• **Material for this task**:
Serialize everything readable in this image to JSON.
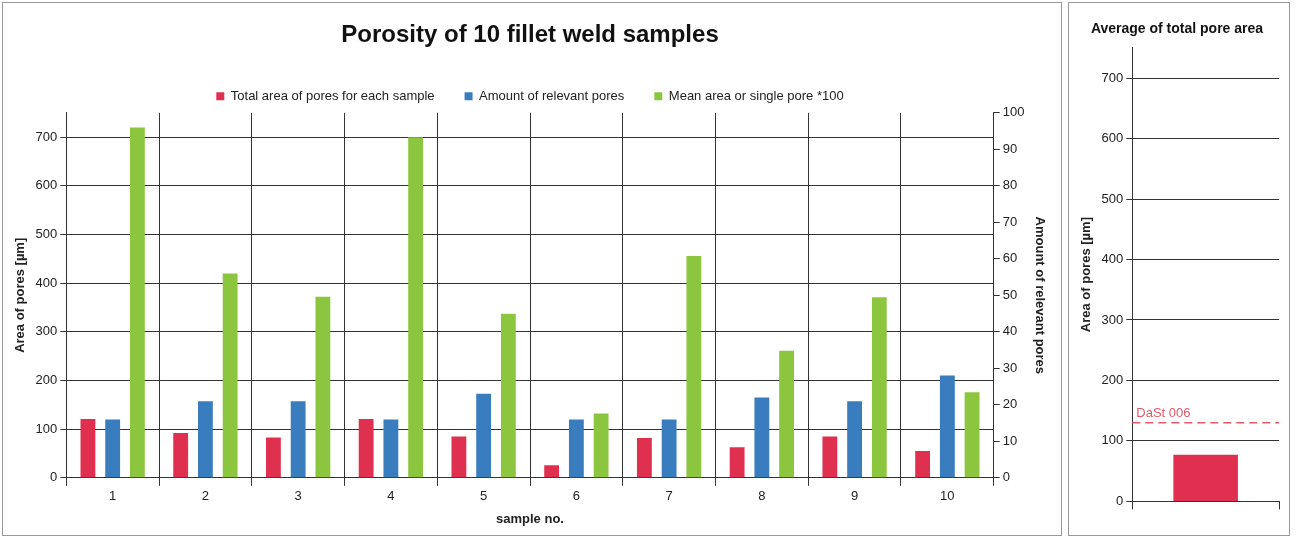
{
  "chart_data": [
    {
      "type": "bar",
      "title": "Porosity of 10 fillet weld samples",
      "xlabel": "sample no.",
      "ylabel": "Area of pores [µm]",
      "y2label": "Amount of relevant pores",
      "categories": [
        "1",
        "2",
        "3",
        "4",
        "5",
        "6",
        "7",
        "8",
        "9",
        "10"
      ],
      "series": [
        {
          "name": "Total area of pores for each sample",
          "color": "#e0304f",
          "values": [
            121,
            92,
            83,
            121,
            85,
            26,
            82,
            63,
            85,
            55
          ]
        },
        {
          "name": "Amount of relevant pores",
          "color": "#3a7dbf",
          "axis": "y2",
          "values": [
            16,
            21,
            21,
            16,
            23,
            16,
            16,
            22,
            21,
            28
          ]
        },
        {
          "name": "Mean area or single pore *100",
          "color": "#8cc63f",
          "values": [
            720,
            420,
            372,
            700,
            337,
            132,
            456,
            261,
            371,
            176
          ]
        }
      ],
      "ylim": [
        0,
        750
      ],
      "yticks": [
        0,
        100,
        200,
        300,
        400,
        500,
        600,
        700
      ],
      "y2lim": [
        0,
        100
      ],
      "y2ticks": [
        0,
        10,
        20,
        30,
        40,
        50,
        60,
        70,
        80,
        90,
        100
      ],
      "grid": true,
      "legend": "top"
    },
    {
      "type": "bar",
      "title": "Average of total pore area",
      "ylabel": "Area of pores [µm]",
      "categories": [
        null
      ],
      "values": [
        77
      ],
      "color": "#e0304f",
      "ylim": [
        0,
        750
      ],
      "yticks": [
        0,
        100,
        200,
        300,
        400,
        500,
        600,
        700
      ],
      "ref_lines": [
        {
          "axis": "y",
          "value": 130,
          "label": "DaSt 006",
          "color": "#e05a6a",
          "line_style": "dashed"
        }
      ],
      "grid": "y"
    }
  ]
}
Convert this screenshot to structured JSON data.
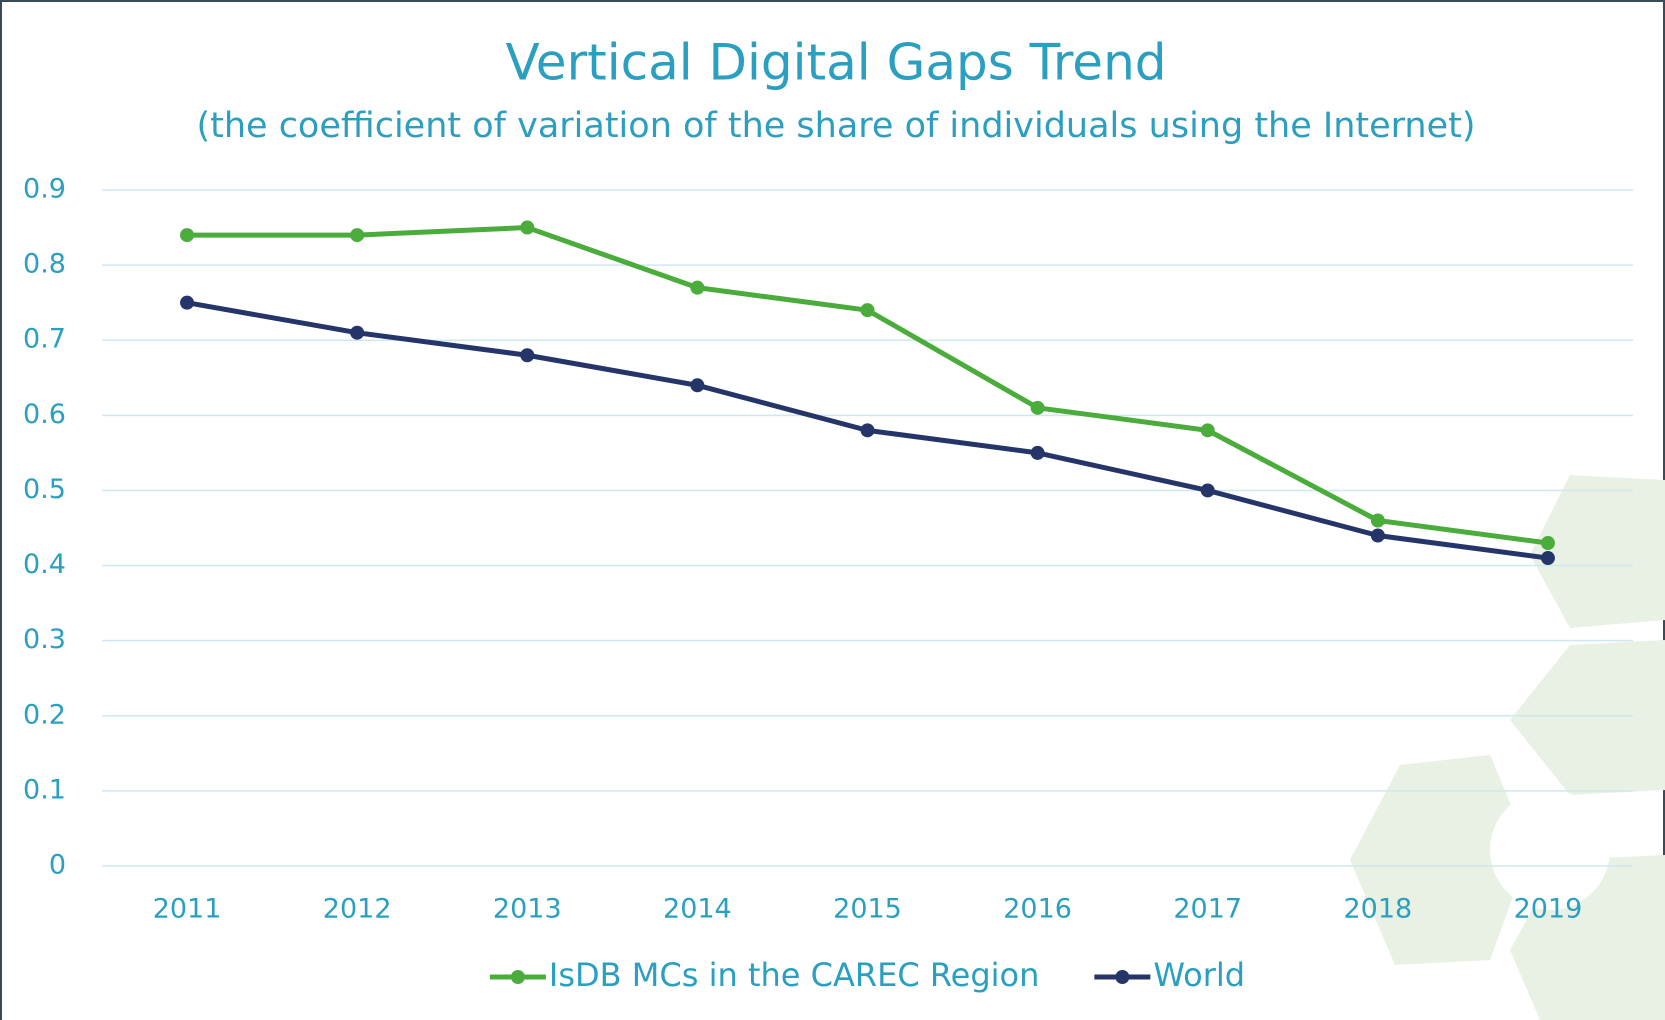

• **Your goal**:
Omit the pictures and reproduce the listing exactly.

• **Solution to the exercise**:
Serialize everything readable in this image to JSON.
{
  "chart_data": [
    {
      "type": "bar",
      "title": "Porosity of 10 fillet weld samples",
      "xlabel": "sample no.",
      "ylabel": "Area of pores [µm]",
      "y2label": "Amount of relevant pores",
      "categories": [
        "1",
        "2",
        "3",
        "4",
        "5",
        "6",
        "7",
        "8",
        "9",
        "10"
      ],
      "series": [
        {
          "name": "Total area of pores for each sample",
          "color": "#e0304f",
          "values": [
            121,
            92,
            83,
            121,
            85,
            26,
            82,
            63,
            85,
            55
          ]
        },
        {
          "name": "Amount of relevant pores",
          "color": "#3a7dbf",
          "axis": "y2",
          "values": [
            16,
            21,
            21,
            16,
            23,
            16,
            16,
            22,
            21,
            28
          ]
        },
        {
          "name": "Mean area or single pore *100",
          "color": "#8cc63f",
          "values": [
            720,
            420,
            372,
            700,
            337,
            132,
            456,
            261,
            371,
            176
          ]
        }
      ],
      "ylim": [
        0,
        750
      ],
      "yticks": [
        0,
        100,
        200,
        300,
        400,
        500,
        600,
        700
      ],
      "y2lim": [
        0,
        100
      ],
      "y2ticks": [
        0,
        10,
        20,
        30,
        40,
        50,
        60,
        70,
        80,
        90,
        100
      ],
      "grid": true,
      "legend": "top"
    },
    {
      "type": "bar",
      "title": "Average of total pore area",
      "ylabel": "Area of pores [µm]",
      "categories": [
        null
      ],
      "values": [
        77
      ],
      "color": "#e0304f",
      "ylim": [
        0,
        750
      ],
      "yticks": [
        0,
        100,
        200,
        300,
        400,
        500,
        600,
        700
      ],
      "ref_lines": [
        {
          "axis": "y",
          "value": 130,
          "label": "DaSt 006",
          "color": "#e05a6a",
          "line_style": "dashed"
        }
      ],
      "grid": "y"
    }
  ]
}
Convert this screenshot to structured JSON data.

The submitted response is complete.